### INSTRUCTION
Rewrite the earn-in agreement passage starting at "In order to" and ending at "Earn-in Option period.", swapping "operator" for "manager" throughout.

-- Begin QUOTED PASSAGE --

In order to earn an initial 60% ownership interest in the Project, South32 must pay Ridgeline a US$100,000 execution payment and fund a minimum of US$10.0 million (of which US$2.0 million is guaranteed) in qualifying exploration expenditures on the Project over an initial five-year term, following which South32 will have a further option to increase its ownership interest in the Project to a total of 80% by incurring an additional US$10.0 million in expenditures for an aggregate spend of US$20.0 million, as outlined below. Ridgeline will remain operator of the Project during the Initial Phase 1 Earn-in Option period.

Chad Peters, Ridgeline's President, CEO & Director commented, "We are delighted to partner with South32 and add a third earn-in agreement with a major mining company to Ridgeline's exploration portfolio. We strongly believe that Selena represents a significant exploration opportunity in the base metal sector and South32 is the ideal partner to help us quickly advance and de-risk our high-grade CRD discovery at Selena."

Mr. Peters continues, "Ridgeline's combined earn-in agreements between South32 and Nevada Gold Mines now provides up to US$60 million in potential exploration expenditures across the Selena, Swift and Black Ridge projects. Furthermore, all three earn-in agreements retain non-dilutive, debt financing options that will effectively carry Ridgeline's 20% to 25% interests in the respective projects should they proceed to production. Ridgeline's portfolio now offers a compelling mix of leveraged discovery potential through our three partner projects, as well as 100%-owned upside through our exploration pipeline of projects, led by our flagship porphyry copper project at Big Blue."

Earn-In Agreement Highlights

  • Reimbursement of Prior Expenditures: South32 will pay Ridgeline a US$100,000 execution payment within ten business days following execution of the Agreement.
  • Initial Phase 1 Earn-In Option: South32 may earn an initial 60% interest in the Project by incurring a minimum of US$10.0 million in qualifying work expenditures and US$500,000 in cash payments over the initial five-year period (the "First Option"), including:
    • funding US$500,000 and US$1.5 million (total of US$2.0 million) in exploration expenditures on or before each of the first and second anniversaries, respectively, of the Agreement as a firm commitment;
    • funding an additional US$8.0 million in qualifying exploration expenditures on or before the fifth anniversary of the agreement (total of US$10.0 million); and
    • making a one-time cash payment of US$500,000 to Ridgeline on or before the fifth anniversary of the Agreement.

During the First Option earn-in period, Ridgeline will remain the operator of the Project and will collect a 10% project management fee on all qualifying exploration expenditures. In addition, South32 and Ridgeline will each elect two representatives to a technical steering committee, which will meet quarterly to review budgets and exploration progress. If the First Option is exercised, South32 will obtain its interest in the Project by way of the issue to it of 60% of the equity in the entity holding the Project.

-- End QUOTED PASSAGE --
-- Begin DATASET EXTRACT --

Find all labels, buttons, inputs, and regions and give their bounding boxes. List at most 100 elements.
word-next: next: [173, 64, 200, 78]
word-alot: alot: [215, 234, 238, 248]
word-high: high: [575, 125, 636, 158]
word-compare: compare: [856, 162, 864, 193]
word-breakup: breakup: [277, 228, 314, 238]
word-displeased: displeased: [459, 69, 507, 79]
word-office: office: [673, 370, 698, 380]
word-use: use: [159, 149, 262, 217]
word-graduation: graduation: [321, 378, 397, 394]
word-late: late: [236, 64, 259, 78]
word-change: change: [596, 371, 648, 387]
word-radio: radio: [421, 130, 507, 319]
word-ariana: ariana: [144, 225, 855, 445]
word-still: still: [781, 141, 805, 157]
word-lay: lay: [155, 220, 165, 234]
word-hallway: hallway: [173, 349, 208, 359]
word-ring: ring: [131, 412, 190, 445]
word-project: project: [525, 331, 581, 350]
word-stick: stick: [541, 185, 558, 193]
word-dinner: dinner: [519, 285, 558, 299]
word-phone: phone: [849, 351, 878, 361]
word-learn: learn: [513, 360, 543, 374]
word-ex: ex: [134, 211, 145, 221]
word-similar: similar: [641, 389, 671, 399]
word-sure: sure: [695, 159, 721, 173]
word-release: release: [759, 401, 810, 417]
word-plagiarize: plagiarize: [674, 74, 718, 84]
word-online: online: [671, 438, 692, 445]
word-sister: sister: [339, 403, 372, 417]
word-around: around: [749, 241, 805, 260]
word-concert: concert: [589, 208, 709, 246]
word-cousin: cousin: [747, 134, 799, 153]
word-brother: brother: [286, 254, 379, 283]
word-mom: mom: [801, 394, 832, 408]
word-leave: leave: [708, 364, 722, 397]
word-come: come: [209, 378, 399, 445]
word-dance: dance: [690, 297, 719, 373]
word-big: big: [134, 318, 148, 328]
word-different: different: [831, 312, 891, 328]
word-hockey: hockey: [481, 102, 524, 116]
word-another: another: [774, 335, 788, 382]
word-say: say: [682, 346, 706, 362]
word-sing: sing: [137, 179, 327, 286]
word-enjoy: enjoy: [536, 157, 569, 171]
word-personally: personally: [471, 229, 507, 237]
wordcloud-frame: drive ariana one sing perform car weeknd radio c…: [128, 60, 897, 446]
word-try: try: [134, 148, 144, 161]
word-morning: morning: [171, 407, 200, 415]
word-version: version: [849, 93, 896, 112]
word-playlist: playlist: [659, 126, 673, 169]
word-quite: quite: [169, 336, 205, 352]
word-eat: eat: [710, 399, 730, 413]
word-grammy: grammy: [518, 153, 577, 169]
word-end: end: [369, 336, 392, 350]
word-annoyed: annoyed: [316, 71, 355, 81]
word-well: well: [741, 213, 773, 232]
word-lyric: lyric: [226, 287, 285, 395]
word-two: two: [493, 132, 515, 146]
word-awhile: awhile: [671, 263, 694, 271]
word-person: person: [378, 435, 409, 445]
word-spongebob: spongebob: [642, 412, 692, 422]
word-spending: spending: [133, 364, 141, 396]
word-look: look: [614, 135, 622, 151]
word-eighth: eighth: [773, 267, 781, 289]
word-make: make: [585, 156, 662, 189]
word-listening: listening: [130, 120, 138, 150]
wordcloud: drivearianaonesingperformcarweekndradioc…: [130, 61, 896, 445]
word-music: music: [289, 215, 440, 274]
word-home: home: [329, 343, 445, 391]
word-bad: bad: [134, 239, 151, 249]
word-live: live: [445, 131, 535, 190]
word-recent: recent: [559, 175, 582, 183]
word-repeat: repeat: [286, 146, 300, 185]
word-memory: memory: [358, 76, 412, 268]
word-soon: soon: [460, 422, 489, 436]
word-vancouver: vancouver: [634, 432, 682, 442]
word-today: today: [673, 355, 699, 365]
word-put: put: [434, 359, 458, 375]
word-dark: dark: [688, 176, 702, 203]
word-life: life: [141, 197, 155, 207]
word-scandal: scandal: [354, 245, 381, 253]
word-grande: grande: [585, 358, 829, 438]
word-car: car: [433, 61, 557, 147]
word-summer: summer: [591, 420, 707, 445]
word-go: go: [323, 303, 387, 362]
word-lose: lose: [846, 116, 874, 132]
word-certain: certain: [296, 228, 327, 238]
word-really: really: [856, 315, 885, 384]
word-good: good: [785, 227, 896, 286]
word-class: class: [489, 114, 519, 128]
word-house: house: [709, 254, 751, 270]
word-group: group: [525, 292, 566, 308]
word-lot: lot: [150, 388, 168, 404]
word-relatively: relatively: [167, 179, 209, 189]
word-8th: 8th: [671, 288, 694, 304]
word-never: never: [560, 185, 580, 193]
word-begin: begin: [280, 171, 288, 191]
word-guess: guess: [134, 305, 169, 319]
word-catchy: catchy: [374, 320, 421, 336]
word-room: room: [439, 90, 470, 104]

-- End DATASET EXTRACT --

### EXERCISE RESULT
In order to earn an initial 60% ownership interest in the Project, South32 must pay Ridgeline a US$100,000 execution payment and fund a minimum of US$10.0 million (of which US$2.0 million is guaranteed) in qualifying exploration expenditures on the Project over an initial five-year term, following which South32 will have a further option to increase its ownership interest in the Project to a total of 80% by incurring an additional US$10.0 million in expenditures for an aggregate spend of US$20.0 million, as outlined below. Ridgeline will remain manager of the Project during the Initial Phase 1 Earn-in Option period.